Supplied material:
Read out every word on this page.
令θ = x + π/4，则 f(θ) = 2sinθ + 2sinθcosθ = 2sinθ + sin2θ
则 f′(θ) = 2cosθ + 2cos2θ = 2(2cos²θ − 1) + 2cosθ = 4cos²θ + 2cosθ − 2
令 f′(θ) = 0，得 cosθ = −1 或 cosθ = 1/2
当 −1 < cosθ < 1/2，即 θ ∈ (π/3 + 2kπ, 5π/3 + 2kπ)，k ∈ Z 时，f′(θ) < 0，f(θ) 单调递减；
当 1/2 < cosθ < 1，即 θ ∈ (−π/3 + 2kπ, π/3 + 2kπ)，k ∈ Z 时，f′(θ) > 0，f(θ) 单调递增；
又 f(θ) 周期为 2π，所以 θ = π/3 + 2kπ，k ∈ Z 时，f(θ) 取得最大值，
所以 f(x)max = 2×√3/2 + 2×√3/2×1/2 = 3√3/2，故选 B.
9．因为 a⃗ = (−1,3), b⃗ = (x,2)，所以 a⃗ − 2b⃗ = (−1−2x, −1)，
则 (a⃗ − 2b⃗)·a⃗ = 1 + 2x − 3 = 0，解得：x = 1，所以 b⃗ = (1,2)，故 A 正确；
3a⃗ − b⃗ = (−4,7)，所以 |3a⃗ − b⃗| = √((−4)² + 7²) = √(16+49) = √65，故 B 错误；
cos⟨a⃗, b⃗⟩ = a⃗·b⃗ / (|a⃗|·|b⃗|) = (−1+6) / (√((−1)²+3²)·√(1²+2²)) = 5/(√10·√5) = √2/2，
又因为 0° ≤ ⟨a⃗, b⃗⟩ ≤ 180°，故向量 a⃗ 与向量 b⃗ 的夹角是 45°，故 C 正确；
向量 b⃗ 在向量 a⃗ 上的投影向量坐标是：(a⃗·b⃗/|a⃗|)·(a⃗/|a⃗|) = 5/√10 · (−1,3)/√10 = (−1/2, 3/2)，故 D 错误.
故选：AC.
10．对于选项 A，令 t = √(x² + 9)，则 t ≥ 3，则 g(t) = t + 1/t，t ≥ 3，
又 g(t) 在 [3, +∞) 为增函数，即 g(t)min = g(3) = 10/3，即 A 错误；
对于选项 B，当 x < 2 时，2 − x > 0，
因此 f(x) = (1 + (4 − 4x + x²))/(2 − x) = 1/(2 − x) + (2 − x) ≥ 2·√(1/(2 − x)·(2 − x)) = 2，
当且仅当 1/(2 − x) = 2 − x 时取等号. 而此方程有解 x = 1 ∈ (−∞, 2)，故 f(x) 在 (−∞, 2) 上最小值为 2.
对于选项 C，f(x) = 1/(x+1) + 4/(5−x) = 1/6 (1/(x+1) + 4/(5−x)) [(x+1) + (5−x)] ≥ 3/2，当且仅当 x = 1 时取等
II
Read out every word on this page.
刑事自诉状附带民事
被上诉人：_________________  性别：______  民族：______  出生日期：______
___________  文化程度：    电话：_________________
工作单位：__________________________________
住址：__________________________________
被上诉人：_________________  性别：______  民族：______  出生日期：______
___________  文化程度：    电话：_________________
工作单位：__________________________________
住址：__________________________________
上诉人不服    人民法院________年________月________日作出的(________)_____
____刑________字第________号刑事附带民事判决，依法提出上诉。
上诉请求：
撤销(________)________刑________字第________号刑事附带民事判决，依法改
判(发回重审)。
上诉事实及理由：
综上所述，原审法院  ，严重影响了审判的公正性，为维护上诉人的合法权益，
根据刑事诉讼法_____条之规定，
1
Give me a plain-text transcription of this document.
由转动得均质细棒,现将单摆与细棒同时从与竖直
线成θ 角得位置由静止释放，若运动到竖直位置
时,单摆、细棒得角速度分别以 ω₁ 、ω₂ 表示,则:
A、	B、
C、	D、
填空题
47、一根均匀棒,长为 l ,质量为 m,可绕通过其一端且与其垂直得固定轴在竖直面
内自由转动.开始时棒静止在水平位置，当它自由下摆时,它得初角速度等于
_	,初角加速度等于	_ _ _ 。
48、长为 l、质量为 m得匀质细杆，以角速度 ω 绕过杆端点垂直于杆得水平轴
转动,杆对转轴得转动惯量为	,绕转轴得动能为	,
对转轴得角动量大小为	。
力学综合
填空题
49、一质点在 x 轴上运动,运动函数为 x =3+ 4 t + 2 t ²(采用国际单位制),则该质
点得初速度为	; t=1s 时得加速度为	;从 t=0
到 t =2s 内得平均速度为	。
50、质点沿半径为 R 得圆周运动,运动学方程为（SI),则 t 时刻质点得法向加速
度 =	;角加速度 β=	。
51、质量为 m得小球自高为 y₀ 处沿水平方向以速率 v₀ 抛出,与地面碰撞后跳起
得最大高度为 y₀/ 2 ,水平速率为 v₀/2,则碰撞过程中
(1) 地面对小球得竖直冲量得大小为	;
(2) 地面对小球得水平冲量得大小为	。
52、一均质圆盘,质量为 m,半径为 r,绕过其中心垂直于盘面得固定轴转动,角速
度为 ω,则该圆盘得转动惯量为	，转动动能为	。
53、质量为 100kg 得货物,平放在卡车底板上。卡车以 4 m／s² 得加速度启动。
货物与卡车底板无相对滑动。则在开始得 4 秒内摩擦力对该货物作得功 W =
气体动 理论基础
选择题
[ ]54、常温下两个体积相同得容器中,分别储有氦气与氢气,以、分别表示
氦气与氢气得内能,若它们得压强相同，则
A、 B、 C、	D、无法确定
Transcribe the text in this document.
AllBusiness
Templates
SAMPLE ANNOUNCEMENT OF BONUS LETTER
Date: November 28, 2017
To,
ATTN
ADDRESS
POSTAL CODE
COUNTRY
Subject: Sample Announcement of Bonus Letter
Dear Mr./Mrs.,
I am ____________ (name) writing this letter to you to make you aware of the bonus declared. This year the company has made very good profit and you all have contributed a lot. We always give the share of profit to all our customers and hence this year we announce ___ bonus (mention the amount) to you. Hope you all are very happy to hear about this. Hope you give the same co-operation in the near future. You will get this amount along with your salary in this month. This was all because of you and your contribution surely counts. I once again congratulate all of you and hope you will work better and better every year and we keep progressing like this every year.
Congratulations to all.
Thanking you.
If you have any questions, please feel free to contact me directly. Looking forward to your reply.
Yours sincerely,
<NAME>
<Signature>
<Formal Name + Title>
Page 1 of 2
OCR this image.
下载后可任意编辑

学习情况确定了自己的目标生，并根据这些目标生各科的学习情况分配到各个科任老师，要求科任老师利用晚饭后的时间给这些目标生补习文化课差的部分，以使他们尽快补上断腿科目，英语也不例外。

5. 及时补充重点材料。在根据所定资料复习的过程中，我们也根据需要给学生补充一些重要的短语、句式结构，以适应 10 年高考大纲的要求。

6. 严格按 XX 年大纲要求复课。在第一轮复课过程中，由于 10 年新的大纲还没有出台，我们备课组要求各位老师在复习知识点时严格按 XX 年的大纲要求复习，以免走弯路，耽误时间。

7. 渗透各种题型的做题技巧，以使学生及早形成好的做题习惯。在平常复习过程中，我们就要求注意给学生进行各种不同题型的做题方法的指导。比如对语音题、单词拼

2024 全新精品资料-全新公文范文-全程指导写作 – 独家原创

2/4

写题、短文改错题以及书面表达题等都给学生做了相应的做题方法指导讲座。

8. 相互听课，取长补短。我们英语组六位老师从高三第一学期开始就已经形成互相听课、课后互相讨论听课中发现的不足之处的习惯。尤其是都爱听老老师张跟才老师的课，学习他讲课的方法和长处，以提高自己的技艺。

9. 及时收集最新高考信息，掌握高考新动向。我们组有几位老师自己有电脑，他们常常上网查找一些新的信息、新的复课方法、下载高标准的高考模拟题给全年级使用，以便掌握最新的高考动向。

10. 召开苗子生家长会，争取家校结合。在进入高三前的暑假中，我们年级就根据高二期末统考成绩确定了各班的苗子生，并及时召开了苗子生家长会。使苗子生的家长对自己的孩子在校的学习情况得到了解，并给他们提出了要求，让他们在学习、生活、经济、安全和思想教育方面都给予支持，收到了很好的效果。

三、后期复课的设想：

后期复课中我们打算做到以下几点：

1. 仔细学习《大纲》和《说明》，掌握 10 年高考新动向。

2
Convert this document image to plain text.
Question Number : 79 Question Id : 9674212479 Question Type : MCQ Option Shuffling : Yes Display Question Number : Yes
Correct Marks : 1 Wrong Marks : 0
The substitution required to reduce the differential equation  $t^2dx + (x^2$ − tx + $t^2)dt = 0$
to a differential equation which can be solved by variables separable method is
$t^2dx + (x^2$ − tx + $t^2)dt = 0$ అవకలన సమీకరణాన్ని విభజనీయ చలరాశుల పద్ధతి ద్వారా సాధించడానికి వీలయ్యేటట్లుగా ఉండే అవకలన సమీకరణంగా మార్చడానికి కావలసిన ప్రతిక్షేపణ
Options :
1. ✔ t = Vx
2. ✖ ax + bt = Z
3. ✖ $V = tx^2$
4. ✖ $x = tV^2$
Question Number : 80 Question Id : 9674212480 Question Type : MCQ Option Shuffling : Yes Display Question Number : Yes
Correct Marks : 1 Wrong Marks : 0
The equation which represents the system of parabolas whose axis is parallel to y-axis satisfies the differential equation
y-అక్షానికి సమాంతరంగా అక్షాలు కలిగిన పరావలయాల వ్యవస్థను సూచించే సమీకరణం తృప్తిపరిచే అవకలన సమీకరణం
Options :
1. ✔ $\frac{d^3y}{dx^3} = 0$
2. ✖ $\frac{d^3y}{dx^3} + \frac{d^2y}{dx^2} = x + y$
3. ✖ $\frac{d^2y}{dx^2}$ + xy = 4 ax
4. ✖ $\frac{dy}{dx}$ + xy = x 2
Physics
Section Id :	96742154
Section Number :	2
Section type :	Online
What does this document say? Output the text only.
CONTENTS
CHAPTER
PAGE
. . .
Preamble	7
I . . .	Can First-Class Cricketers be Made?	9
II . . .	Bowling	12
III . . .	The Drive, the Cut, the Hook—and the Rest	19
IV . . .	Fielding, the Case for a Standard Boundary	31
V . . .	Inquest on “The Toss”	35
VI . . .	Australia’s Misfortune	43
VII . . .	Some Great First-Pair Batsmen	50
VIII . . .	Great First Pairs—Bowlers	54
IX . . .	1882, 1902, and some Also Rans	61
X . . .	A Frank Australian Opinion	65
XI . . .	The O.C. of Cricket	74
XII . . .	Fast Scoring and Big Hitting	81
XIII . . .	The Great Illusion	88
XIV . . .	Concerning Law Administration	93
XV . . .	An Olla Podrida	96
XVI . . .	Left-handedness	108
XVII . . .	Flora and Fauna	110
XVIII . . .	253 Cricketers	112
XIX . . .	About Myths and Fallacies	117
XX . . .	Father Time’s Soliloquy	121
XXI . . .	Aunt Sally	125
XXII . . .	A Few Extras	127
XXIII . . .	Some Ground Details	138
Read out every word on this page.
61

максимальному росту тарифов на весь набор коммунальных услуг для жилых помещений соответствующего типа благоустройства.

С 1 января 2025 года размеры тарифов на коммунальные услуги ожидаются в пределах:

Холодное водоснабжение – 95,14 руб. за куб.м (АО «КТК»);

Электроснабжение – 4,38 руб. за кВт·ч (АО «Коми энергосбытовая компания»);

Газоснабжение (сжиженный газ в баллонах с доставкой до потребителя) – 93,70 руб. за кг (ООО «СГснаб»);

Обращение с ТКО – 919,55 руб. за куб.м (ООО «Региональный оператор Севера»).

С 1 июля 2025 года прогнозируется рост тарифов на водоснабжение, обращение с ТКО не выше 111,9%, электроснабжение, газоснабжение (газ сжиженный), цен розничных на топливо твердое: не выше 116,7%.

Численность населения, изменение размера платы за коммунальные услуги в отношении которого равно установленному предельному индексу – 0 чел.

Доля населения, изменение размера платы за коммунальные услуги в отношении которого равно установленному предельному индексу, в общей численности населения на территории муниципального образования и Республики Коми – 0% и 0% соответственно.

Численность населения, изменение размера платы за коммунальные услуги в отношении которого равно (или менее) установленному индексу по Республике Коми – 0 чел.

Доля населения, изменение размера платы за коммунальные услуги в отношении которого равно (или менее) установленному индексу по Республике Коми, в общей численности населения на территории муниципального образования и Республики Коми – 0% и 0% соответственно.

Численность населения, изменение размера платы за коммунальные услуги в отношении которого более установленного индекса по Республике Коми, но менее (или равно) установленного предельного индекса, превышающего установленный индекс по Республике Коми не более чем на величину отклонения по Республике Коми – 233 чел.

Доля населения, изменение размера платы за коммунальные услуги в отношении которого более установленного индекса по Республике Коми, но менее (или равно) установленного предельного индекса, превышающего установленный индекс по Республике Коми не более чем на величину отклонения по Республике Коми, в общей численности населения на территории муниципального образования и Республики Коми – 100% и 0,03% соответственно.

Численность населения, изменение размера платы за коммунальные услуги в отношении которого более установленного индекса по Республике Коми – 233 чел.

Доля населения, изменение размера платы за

Work to be completed: Copy each line containing the word "对于选项" from the data.

In response:
10．对于选项 A，令 t = √(x² + 9)，则 t ≥ 3，则 g(t) = t + 1/t，t ≥ 3，
对于选项 B，当 x < 2 时，2 − x > 0，
对于选项 C，f(x) = 1/(x+1) + 4/(5−x) = 1/6 (1/(x+1) + 4/(5−x)) [(x+1) + (5−x)] ≥ 3/2，当且仅当 x = 1 时取等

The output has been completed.